> [Teks Bacaan]
Rabu, September 28, 2011

Orang Kudus hari ini, 28 September: St. Laurenzo Ruiz; St. Wenseslaus; Santa Eustakia

St. Laurenzo Ruiz

St. Laurenzo Ruiz

St. Lorenzo Ruiz merupakan seorang berkebangsaan Filipina, meskipun ayahnya adalah seorang Cina. Ia dilahirkan di Binodo, Manila antara tahun 1600 dan 1610. Menurut dokumen beatifikasinya, orang tua dari santo ini merupakan penganut agama Katolik yang taat. Nama Lorenzo yang diberikan kepadanya berasal dari nama seorang martir pada masa penganiayaan orang-orang Kristen pada abad ke-3, yaitu St. Laurensius, dan julukan "Ruiz" diambil dari nama terakhir dari wali baptisnya.

> [Data Terkumpul]

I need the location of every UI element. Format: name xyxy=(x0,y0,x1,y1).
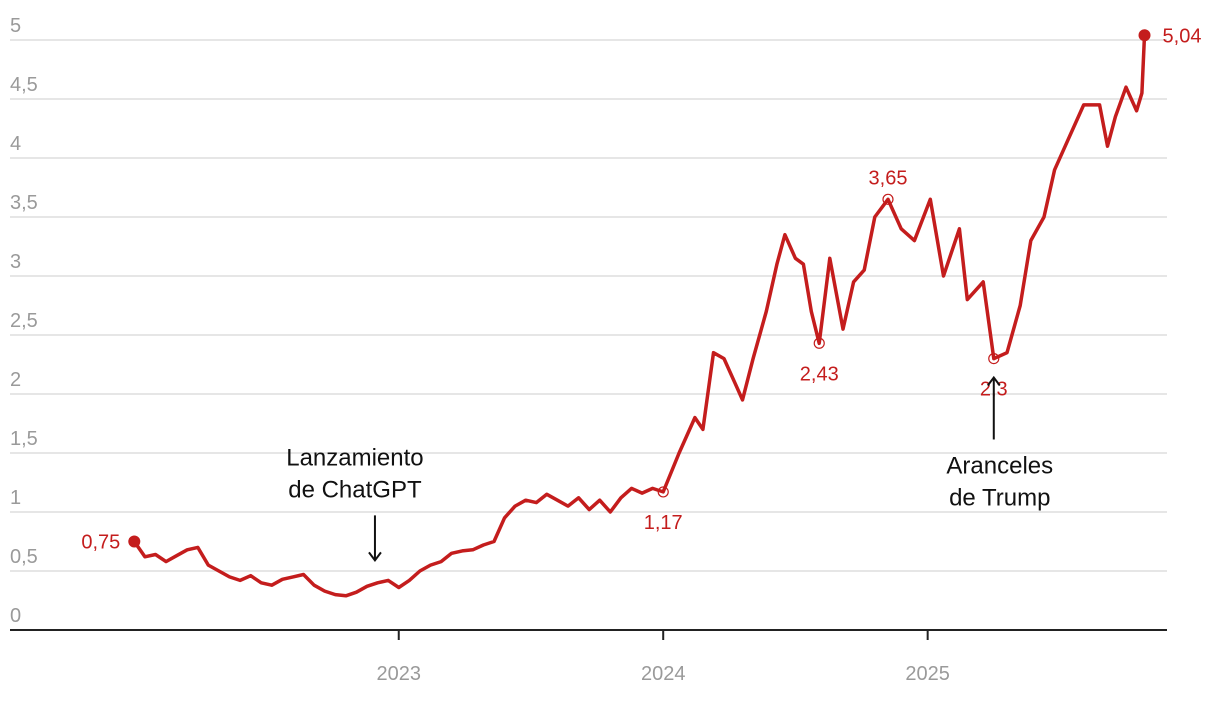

> [Daftar Tugas]
• a. Tuliskan ulang bagian teks tentang St. Lorenzo Ruiz mulai dari "Orang Kudus hari" sampai dengan "dari wali baptisnya.".
• b. Tentukan apakah setiap pernyataan berikut sesuai dengan teks tentang St. Lorenzo Ruiz, lalu jawab ya atau tidak disertai kutipan kata-kata yang menentukan dari teks itu: (i) Ayah St. Lorenzo Ruiz adalah seorang Cina. (ii) Nama Lorenzo diambil dari nama ayahnya. (iii) Julukan Ruiz berasal dari nama terakhir wali baptisnya.
• c. Sambung teks tentang St. Lorenzo Ruiz, mulai setelah kalimat terakhirnya.

> [Jawaban Tiap Tugas]
• a.
Orang Kudus hari ini, 28 September: St. Laurenzo Ruiz; St. Wenseslaus; Santa Eustakia

St. Laurenzo Ruiz

St. Laurenzo Ruiz

St. Lorenzo Ruiz merupakan seorang berkebangsaan Filipina, meskipun ayahnya adalah seorang Cina. Ia dilahirkan di Binodo, Manila antara tahun 1600 dan 1610. Menurut dokumen beatifikasinya, orang tua dari santo ini merupakan penganut agama Katolik yang taat. Nama Lorenzo yang diberikan kepadanya berasal dari nama seorang martir pada masa penganiayaan orang-orang Kristen pada abad ke-3, yaitu St. Laurensius, dan julukan "Ruiz" diambil dari nama terakhir dari wali baptisnya.

• b.
(i) Ya: "meskipun ayahnya adalah seorang Cina".
(ii) Tidak: "berasal dari nama seorang martir pada masa penganiayaan orang-orang Kristen pada abad ke-3, yaitu St. Laurensius".
(iii) Ya: "diambil dari nama terakhir dari wali baptisnya".

• c.
Pada masa mudanya, Lorenzo Ruiz melayani di Gereja Biara Binodo sebagai seorang koster. Karena ia tinggal bersama para Imam Dominikan, ia belajar dari mereka bukan saja Bahasa Spanyol tetapi juga katekismus Gereja Katolik. Setelah beberapa tahun, Lorenzo Ruiz mendapat gelar 'escribano' atau notaris. Dia menggabungkan diri di dalam Persaudaraan Rosari Suci yang didedikasikan kepada Santa Perawan Maria. Persaudaraan ini didirikan pada tahun 1587 di Filipina. Devosinya terhadap Maria begitu mendalam, dan ia begitu setia dalam mendoakan rosario sebagai tanda cintanya terhadap Bunda Allah.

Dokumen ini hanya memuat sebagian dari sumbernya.